== DIRECTIONS FOR THIS TASK ==
Each line of the material must be repeated precisely, with the pictures left out.

----- EXTRACTED ENTRIES

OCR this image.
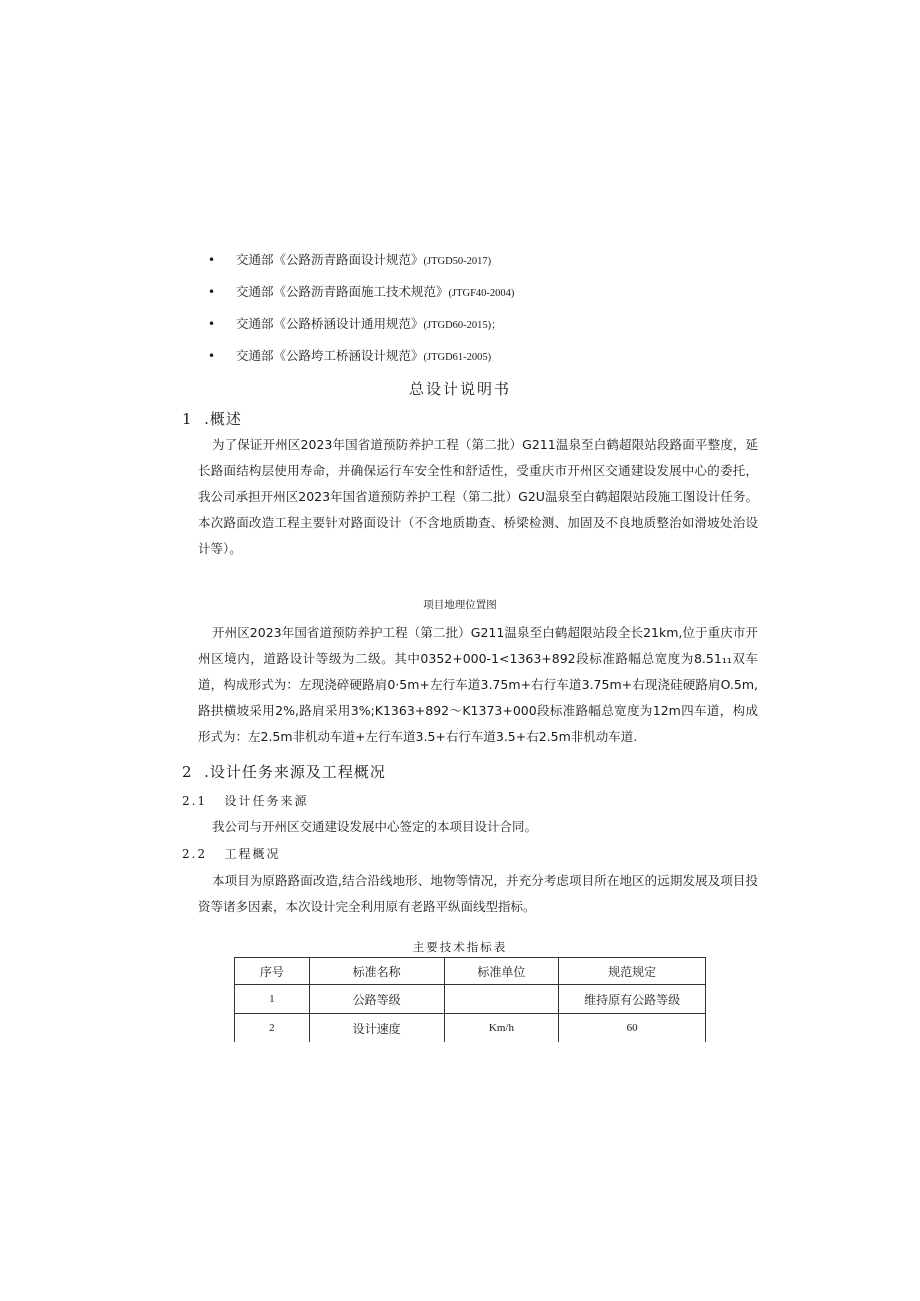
• 交通部《公路沥青路面设计规范》(JTGD50-2017)
• 交通部《公路沥青路面施工技术规范》(JTGF40-2004)
• 交通部《公路桥涵设计通用规范》(JTGD60-2015)；
• 交通部《公路垮工桥涵设计规范》(JTGD61-2005)
总设计说明书
1  .概述
为了保证开州区2023年国省道预防养护工程（第二批）G211温泉至白鹤超限站段路面平整度，延长路面结构层使用寿命，并确保运行车安全性和舒适性，受重庆市开州区交通建设发展中心的委托，我公司承担开州区2023年国省道预防养护工程（第二批）G2U温泉至白鹤超限站段施工图设计任务。本次路面改造工程主要针对路面设计（不含地质勘查、桥梁检测、加固及不良地质整治如滑坡处治设计等）。
项目地理位置图
开州区2023年国省道预防养护工程（第二批）G211温泉至白鹤超限站段全长21km,位于重庆市开州区境内，道路设计等级为二级。其中0352+000-1<1363+892段标准路幅总宽度为8.51₁₁双车道，构成形式为：左现浇碎硬路肩0·5m+左行车道3.75m+右行车道3.75m+右现浇硅硬路肩O.5m,路拱横坡采用2%,路肩采用3%;K1363+892～K1373+000段标准路幅总宽度为12m四车道，构成形式为：左2.5m非机动车道+左行车道3.5+右行车道3.5+右2.5m非机动车道.
2  .设计任务来源及工程概况
2.1   设计任务来源
我公司与开州区交通建设发展中心签定的本项目设计合同。
2.2   工程概况
本项目为原路路面改造,结合沿线地形、地物等情况，并充分考虑项目所在地区的远期发展及项目投资等诸多因素，本次设计完全利用原有老路平纵面线型指标。
主要技术指标表
序号	标准名称	标准单位	规范规定
1	公路等级		维持原有公路等级
2	设计速度	Km/h	60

----------

== FINISHED ANSWER ==
OCR this image.
• 交通部《公路沥青路面设计规范》(JTGD50-2017)
• 交通部《公路沥青路面施工技术规范》(JTGF40-2004)
• 交通部《公路桥涵设计通用规范》(JTGD60-2015)；
• 交通部《公路垮工桥涵设计规范》(JTGD61-2005)
总设计说明书
1  .概述
为了保证开州区2023年国省道预防养护工程（第二批）G211温泉至白鹤超限站段路面平整度，延长路面结构层使用寿命，并确保运行车安全性和舒适性，受重庆市开州区交通建设发展中心的委托，我公司承担开州区2023年国省道预防养护工程（第二批）G2U温泉至白鹤超限站段施工图设计任务。本次路面改造工程主要针对路面设计（不含地质勘查、桥梁检测、加固及不良地质整治如滑坡处治设计等）。
项目地理位置图
开州区2023年国省道预防养护工程（第二批）G211温泉至白鹤超限站段全长21km,位于重庆市开州区境内，道路设计等级为二级。其中0352+000-1<1363+892段标准路幅总宽度为8.51₁₁双车道，构成形式为：左现浇碎硬路肩0·5m+左行车道3.75m+右行车道3.75m+右现浇硅硬路肩O.5m,路拱横坡采用2%,路肩采用3%;K1363+892～K1373+000段标准路幅总宽度为12m四车道，构成形式为：左2.5m非机动车道+左行车道3.5+右行车道3.5+右2.5m非机动车道.
2  .设计任务来源及工程概况
2.1   设计任务来源
我公司与开州区交通建设发展中心签定的本项目设计合同。
2.2   工程概况
本项目为原路路面改造,结合沿线地形、地物等情况，并充分考虑项目所在地区的远期发展及项目投资等诸多因素，本次设计完全利用原有老路平纵面线型指标。
主要技术指标表
序号	标准名称	标准单位	规范规定
1	公路等级		维持原有公路等级
2	设计速度	Km/h	60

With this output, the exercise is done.